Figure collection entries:
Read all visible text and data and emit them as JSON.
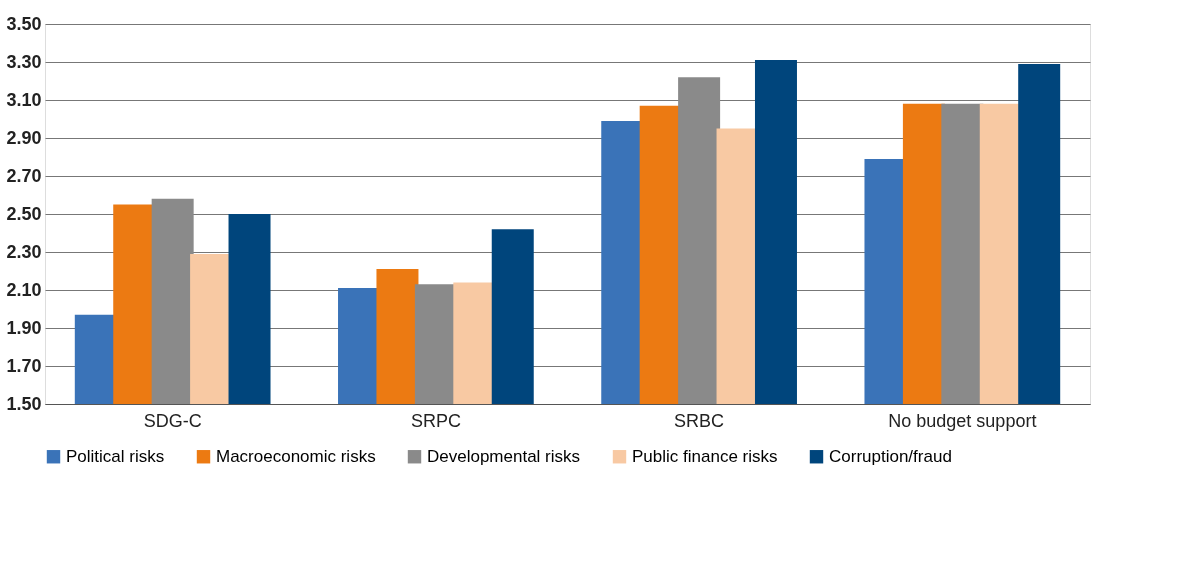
{
  "chart_data": {
    "type": "bar",
    "categories": [
      "SDG-C",
      "SRPC",
      "SRBC",
      "No budget support"
    ],
    "series": [
      {
        "name": "Political risks",
        "color": "#3a73b8",
        "values": [
          1.97,
          2.11,
          2.99,
          2.79
        ]
      },
      {
        "name": "Macroeconomic risks",
        "color": "#ec7a12",
        "values": [
          2.55,
          2.21,
          3.07,
          3.08
        ]
      },
      {
        "name": "Developmental risks",
        "color": "#8a8a8a",
        "values": [
          2.58,
          2.13,
          3.22,
          3.08
        ]
      },
      {
        "name": "Public finance risks",
        "color": "#f8c9a3",
        "values": [
          2.29,
          2.14,
          2.95,
          3.08
        ]
      },
      {
        "name": "Corruption/fraud",
        "color": "#00457c",
        "values": [
          2.5,
          2.42,
          3.31,
          3.29
        ]
      }
    ],
    "ylim": [
      1.5,
      3.5
    ],
    "yticks": [
      {
        "value": 1.5,
        "label": "1.50"
      },
      {
        "value": 1.7,
        "label": "1.70"
      },
      {
        "value": 1.9,
        "label": "1.90"
      },
      {
        "value": 2.1,
        "label": "2.10"
      },
      {
        "value": 2.3,
        "label": "2.30"
      },
      {
        "value": 2.5,
        "label": "2.50"
      },
      {
        "value": 2.7,
        "label": "2.70"
      },
      {
        "value": 2.9,
        "label": "2.90"
      },
      {
        "value": 3.1,
        "label": "3.10"
      },
      {
        "value": 3.3,
        "label": "3.30"
      },
      {
        "value": 3.5,
        "label": "3.50"
      }
    ],
    "grid": "y",
    "legend": "bottom"
  }
}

• **Your objective**
Lines that include the word "name" are to be extracted from the data above.

• **Problem solution**
        "name": "Political risks",
        "name": "Macroeconomic risks",
        "name": "Developmental risks",
        "name": "Public finance risks",
        "name": "Corruption/fraud",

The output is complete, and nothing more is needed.